Exercise prompt: Extract and list every line that contains the word "prior".

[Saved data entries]
========

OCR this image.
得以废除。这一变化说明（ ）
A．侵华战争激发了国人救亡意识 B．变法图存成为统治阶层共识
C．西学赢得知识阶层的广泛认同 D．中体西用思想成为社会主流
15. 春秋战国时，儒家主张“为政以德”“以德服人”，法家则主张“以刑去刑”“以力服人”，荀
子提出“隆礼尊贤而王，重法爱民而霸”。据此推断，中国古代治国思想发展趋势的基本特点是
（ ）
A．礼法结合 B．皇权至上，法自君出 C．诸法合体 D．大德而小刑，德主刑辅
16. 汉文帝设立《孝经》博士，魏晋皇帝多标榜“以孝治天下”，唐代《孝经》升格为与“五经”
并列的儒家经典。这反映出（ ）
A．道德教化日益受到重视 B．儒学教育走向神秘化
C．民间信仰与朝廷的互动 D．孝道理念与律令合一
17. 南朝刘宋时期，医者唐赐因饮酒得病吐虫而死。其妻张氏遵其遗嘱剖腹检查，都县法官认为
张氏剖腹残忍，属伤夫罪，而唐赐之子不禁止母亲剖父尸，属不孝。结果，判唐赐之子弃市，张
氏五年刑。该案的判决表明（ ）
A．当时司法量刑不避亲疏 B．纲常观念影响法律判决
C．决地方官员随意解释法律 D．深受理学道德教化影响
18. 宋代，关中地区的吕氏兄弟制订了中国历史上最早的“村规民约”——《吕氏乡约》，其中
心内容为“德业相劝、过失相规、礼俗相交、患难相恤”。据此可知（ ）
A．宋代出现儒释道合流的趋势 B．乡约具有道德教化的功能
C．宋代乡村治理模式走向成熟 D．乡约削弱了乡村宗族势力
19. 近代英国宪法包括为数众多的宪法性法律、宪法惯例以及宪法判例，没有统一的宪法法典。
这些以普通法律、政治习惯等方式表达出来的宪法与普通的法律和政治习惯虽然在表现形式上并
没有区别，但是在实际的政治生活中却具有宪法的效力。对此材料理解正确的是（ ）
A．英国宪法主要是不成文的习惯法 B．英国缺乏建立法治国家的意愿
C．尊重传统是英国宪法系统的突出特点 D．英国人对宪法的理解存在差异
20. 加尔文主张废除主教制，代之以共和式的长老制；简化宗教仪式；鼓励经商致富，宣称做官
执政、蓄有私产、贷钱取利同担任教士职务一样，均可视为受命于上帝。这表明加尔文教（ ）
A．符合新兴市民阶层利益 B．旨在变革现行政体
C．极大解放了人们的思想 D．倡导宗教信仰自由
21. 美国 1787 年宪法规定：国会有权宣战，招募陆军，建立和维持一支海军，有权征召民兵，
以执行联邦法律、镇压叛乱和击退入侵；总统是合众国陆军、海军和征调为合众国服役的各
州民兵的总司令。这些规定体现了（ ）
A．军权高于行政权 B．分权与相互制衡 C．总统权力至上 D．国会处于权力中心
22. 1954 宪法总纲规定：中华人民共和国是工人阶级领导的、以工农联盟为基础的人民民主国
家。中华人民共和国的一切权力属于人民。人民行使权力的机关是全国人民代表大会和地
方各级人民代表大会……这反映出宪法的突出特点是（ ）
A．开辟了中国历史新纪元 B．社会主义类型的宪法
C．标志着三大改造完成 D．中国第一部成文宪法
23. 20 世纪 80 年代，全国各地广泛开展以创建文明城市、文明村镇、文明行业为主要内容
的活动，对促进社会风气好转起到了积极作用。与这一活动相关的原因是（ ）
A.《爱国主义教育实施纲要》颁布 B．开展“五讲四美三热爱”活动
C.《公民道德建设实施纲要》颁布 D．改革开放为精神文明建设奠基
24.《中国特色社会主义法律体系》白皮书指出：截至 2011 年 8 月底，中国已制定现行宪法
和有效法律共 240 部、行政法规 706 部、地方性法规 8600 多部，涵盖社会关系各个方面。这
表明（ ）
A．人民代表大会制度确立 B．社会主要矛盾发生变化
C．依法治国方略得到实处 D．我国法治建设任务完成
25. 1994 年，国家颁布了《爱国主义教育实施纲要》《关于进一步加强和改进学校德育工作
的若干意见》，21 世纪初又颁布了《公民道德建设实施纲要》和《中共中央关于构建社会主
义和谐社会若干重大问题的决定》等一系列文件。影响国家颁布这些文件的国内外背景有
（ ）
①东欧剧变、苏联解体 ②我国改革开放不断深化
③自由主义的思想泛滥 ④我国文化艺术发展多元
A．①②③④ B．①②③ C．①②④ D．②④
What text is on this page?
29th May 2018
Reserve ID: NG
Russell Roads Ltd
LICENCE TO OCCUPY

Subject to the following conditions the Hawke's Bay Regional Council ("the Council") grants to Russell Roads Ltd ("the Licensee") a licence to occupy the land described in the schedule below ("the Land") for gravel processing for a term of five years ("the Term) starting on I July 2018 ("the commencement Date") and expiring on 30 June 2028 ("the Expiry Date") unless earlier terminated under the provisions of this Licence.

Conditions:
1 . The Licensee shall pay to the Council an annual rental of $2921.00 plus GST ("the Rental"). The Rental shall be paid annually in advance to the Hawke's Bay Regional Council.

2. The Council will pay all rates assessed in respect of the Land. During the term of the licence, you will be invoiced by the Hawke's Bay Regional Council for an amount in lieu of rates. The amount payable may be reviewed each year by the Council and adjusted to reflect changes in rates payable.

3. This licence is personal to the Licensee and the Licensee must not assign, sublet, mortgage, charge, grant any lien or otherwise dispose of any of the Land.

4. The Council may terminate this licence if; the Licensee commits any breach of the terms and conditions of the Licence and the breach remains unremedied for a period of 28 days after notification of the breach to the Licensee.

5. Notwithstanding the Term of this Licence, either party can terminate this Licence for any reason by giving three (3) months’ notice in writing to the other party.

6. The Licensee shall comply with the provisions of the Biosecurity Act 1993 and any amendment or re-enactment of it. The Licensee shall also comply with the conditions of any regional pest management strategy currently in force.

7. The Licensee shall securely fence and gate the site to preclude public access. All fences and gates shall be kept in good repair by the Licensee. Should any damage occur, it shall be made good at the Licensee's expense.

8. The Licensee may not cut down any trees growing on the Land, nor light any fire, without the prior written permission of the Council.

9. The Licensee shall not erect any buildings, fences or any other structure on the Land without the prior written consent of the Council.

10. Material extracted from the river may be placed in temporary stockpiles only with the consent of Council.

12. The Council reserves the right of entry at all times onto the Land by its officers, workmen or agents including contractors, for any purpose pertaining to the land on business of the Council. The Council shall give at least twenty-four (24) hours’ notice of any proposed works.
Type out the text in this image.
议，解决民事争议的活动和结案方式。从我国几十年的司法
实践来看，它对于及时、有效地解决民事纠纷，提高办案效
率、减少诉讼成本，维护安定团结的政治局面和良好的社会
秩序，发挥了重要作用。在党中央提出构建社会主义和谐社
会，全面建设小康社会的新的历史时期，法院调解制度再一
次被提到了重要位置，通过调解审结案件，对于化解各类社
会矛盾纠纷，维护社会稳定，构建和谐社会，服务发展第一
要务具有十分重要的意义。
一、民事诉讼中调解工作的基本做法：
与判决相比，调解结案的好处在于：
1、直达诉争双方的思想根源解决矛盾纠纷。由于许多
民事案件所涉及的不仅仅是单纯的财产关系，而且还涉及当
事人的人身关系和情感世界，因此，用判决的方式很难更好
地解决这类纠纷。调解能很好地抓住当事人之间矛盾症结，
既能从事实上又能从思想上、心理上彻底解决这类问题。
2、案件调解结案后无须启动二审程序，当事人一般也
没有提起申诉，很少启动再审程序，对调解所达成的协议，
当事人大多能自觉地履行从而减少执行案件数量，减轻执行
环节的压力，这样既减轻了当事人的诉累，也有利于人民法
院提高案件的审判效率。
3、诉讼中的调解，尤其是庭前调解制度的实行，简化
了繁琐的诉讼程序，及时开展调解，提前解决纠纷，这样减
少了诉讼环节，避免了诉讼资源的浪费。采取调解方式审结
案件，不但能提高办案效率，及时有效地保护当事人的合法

========

Final result:
8. The Licensee may not cut down any trees growing on the Land, nor light any fire, without the prior written permission of the Council.
9. The Licensee shall not erect any buildings, fences or any other structure on the Land without the prior written consent of the Council.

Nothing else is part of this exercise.